Begin DATA ENTRIES
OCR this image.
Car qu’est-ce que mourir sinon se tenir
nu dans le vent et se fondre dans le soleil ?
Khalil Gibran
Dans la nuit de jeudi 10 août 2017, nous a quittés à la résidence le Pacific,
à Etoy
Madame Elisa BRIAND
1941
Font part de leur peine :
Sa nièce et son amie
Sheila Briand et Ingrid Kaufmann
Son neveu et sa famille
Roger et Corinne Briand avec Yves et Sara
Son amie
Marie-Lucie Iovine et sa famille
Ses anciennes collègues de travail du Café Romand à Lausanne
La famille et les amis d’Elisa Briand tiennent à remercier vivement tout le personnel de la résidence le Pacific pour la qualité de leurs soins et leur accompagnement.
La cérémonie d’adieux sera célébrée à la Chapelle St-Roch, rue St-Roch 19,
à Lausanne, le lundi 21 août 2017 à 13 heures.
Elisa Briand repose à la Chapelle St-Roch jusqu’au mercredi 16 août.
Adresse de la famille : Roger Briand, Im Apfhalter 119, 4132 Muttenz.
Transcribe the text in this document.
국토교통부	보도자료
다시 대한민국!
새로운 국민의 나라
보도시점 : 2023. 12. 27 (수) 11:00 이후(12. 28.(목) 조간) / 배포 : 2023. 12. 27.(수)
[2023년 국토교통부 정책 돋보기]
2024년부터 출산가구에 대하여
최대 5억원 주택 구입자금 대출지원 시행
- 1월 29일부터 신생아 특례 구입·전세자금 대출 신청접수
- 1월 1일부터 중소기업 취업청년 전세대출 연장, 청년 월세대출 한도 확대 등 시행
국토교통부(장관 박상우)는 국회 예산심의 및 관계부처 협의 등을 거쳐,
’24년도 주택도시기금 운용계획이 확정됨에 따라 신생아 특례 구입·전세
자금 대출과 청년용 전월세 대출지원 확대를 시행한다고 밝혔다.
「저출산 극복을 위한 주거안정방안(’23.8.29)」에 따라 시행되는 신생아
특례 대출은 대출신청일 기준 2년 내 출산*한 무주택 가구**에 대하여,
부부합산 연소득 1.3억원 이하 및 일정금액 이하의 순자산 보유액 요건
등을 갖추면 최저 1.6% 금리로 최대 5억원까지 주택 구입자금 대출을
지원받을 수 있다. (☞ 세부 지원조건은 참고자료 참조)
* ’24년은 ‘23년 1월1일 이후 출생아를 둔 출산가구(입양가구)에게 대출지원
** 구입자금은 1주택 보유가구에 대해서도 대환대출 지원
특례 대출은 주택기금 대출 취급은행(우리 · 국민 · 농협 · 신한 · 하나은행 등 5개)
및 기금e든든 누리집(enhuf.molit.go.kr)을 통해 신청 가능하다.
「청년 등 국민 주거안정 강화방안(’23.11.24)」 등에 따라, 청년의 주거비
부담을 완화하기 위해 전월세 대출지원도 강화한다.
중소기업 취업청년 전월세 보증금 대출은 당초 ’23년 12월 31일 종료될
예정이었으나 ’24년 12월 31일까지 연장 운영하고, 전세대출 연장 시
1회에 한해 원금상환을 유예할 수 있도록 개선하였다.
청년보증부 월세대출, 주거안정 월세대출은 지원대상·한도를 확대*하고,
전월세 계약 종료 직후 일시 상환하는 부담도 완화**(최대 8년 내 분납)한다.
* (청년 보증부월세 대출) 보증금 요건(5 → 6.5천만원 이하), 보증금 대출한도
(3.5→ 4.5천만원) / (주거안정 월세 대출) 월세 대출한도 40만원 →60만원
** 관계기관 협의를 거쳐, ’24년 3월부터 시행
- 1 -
End DATA ENTRIES
## DIRECTIONS
Identify the lines in the records above that contain the word "août", then state how many there are and nothing more.

## SOLUTION BELOW
3